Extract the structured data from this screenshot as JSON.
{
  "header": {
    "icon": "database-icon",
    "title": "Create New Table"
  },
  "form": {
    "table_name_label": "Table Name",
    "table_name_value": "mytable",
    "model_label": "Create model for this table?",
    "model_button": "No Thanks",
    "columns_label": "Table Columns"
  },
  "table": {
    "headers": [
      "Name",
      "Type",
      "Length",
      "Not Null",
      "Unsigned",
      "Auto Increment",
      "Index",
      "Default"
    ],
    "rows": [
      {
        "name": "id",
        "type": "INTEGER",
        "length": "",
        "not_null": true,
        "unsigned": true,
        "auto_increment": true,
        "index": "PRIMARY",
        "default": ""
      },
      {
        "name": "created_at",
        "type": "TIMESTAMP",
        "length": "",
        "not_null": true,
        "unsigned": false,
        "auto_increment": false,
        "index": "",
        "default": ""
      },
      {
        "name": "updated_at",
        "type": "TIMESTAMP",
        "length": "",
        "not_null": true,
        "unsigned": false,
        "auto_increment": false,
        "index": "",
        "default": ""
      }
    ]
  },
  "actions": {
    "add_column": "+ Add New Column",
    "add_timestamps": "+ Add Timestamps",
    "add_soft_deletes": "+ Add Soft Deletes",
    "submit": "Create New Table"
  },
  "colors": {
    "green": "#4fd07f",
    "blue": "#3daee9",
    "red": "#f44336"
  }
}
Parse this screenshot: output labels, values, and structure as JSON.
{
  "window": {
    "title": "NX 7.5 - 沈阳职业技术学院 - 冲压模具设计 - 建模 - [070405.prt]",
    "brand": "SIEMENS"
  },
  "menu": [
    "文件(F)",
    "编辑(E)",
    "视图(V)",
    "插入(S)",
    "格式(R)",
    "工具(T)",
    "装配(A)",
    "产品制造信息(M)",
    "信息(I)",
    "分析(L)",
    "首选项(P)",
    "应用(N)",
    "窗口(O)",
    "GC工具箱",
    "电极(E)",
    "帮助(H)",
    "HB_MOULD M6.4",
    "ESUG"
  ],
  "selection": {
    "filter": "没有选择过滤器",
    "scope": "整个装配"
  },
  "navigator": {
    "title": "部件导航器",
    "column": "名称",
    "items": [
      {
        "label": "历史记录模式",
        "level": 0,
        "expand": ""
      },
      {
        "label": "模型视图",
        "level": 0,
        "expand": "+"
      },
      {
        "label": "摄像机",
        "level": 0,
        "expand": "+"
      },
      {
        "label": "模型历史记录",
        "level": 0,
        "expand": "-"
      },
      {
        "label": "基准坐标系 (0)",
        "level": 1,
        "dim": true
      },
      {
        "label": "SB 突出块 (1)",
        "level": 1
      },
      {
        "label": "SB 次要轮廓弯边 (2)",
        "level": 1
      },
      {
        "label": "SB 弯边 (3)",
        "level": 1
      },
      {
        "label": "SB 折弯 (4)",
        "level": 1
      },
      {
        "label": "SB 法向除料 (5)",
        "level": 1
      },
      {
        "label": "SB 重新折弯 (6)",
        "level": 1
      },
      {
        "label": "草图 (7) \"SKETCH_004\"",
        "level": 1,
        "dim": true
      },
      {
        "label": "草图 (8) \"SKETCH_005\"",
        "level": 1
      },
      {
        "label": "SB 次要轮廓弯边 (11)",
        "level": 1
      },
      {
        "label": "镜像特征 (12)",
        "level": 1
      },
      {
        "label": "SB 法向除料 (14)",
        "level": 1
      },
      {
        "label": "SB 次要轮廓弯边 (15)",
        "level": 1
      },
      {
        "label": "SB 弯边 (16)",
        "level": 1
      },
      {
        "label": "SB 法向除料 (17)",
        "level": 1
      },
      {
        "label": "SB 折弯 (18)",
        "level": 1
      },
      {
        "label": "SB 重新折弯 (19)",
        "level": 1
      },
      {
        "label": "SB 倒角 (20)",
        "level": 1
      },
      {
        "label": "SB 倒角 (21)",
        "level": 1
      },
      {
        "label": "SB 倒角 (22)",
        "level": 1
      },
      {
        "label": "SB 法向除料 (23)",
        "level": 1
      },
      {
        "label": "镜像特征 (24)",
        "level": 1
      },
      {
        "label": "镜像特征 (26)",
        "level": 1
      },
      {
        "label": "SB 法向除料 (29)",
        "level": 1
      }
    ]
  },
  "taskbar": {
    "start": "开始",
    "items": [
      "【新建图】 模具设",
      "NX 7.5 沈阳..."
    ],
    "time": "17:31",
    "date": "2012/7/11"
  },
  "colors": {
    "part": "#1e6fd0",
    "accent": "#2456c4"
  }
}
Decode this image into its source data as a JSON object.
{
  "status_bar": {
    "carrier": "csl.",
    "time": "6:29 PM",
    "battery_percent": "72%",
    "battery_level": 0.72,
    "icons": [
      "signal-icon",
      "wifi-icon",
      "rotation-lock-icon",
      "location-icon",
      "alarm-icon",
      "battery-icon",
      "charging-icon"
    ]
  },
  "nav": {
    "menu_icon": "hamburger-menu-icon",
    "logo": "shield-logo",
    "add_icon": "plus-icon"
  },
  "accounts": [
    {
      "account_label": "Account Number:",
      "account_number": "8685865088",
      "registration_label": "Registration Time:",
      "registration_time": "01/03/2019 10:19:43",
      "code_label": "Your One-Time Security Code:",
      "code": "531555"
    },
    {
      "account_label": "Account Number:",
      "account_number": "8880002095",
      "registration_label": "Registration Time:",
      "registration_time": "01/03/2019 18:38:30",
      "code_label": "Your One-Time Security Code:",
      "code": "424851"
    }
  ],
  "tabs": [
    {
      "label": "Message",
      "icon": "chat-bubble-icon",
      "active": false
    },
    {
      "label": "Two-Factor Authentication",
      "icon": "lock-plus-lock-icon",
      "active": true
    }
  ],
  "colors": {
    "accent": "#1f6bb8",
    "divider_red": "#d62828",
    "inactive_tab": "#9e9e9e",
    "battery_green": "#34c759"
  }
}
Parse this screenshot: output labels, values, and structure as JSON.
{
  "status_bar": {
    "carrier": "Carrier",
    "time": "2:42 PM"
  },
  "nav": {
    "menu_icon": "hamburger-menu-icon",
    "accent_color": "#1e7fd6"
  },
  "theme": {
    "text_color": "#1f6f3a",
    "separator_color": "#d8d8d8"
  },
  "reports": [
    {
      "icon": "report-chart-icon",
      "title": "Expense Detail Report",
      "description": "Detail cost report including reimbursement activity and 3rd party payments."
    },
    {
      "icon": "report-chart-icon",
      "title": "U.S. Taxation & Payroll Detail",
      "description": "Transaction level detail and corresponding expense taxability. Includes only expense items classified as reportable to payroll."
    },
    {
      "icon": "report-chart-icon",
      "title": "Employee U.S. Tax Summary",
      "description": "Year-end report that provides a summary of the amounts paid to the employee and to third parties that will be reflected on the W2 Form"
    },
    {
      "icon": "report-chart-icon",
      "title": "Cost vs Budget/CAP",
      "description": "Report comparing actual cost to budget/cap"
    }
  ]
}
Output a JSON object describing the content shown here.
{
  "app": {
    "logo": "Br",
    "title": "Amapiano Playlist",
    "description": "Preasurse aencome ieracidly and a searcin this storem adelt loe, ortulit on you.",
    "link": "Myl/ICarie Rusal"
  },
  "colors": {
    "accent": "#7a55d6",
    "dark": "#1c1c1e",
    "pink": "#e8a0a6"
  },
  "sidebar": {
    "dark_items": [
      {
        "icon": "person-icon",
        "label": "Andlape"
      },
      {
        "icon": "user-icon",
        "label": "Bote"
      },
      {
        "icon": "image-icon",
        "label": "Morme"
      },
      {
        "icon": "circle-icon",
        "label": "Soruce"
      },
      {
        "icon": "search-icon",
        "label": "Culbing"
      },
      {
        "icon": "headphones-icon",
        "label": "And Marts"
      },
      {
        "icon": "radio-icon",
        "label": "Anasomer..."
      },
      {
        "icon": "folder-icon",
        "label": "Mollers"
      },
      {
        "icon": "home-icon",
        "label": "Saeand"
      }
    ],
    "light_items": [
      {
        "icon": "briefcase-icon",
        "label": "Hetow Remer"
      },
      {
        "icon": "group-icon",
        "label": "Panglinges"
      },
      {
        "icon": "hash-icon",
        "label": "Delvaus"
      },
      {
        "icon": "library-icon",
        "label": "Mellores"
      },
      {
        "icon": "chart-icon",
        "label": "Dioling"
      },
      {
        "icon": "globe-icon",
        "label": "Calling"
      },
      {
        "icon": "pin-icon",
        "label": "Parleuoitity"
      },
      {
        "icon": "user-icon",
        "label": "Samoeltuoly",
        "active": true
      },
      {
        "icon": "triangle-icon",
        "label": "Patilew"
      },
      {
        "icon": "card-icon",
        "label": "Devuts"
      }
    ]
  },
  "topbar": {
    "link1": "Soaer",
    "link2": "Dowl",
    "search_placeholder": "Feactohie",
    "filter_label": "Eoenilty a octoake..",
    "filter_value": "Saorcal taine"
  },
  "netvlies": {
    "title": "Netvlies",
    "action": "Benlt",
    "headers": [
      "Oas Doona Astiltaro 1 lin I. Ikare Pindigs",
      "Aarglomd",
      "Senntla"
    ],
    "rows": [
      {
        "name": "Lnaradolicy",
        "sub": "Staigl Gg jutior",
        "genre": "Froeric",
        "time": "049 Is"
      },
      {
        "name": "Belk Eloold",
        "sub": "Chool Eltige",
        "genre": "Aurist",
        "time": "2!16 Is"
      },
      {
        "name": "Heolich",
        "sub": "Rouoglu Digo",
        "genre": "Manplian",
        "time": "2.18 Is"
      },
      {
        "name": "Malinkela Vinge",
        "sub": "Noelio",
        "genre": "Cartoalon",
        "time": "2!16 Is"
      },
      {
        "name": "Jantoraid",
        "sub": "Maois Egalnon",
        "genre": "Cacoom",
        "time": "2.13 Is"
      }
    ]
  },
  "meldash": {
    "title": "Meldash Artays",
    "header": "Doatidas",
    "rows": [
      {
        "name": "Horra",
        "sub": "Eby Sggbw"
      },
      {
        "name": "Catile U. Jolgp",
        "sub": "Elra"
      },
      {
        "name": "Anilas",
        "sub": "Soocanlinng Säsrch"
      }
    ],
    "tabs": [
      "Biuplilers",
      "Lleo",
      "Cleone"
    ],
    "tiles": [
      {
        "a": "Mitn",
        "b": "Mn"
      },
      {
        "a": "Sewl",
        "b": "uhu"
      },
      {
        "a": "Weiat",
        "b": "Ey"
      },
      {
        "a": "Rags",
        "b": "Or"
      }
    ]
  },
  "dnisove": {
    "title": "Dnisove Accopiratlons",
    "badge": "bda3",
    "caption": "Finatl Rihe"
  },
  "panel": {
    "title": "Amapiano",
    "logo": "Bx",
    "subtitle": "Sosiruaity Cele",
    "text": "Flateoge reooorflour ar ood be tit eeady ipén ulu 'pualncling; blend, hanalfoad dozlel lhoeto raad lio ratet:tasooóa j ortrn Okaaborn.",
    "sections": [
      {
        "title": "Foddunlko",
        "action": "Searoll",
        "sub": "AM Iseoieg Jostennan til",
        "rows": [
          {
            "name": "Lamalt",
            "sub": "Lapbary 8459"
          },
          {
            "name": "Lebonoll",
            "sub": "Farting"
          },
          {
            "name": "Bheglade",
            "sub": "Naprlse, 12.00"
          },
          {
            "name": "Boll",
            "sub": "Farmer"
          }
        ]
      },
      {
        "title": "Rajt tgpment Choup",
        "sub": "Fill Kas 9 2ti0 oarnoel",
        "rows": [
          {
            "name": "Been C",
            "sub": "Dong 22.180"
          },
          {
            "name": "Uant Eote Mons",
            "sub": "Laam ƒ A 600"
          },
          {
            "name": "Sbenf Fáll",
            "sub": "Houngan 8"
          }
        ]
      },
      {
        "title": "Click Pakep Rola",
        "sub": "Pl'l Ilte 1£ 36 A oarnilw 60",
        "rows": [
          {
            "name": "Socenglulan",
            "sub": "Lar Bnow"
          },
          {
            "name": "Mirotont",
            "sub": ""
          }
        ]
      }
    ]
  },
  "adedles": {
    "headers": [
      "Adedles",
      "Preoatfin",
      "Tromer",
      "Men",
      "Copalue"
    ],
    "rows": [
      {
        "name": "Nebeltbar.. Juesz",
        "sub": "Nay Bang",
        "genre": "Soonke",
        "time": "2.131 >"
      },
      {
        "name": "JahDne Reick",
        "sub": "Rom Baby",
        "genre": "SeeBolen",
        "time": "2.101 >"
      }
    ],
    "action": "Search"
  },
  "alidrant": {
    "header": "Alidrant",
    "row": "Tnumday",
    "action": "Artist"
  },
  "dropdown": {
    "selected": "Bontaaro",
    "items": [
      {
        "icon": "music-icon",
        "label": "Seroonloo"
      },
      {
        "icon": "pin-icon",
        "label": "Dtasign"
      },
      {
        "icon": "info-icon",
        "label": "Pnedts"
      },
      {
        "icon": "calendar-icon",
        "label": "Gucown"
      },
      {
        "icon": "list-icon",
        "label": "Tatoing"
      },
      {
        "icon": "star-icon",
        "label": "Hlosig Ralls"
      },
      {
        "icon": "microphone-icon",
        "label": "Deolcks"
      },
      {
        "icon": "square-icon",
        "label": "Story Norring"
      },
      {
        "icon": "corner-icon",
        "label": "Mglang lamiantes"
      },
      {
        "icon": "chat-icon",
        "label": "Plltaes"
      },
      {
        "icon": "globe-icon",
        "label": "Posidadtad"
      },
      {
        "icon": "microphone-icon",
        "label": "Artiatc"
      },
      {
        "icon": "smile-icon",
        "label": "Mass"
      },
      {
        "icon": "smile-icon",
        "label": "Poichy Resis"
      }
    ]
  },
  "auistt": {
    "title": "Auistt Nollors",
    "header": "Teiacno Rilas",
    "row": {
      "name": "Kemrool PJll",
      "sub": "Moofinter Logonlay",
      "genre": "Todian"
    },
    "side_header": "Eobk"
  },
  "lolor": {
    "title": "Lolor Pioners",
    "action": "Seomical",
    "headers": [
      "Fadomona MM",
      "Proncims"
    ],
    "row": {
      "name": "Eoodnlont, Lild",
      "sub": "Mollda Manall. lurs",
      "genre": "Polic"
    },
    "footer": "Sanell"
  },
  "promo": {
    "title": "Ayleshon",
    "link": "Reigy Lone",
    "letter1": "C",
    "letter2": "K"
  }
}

▸ **Stated problem**: Look through the data and show every line containing "chat".

▸ **Answer to this problem**:
      "icon": "chat-bubble-icon",
        "icon": "chat-icon",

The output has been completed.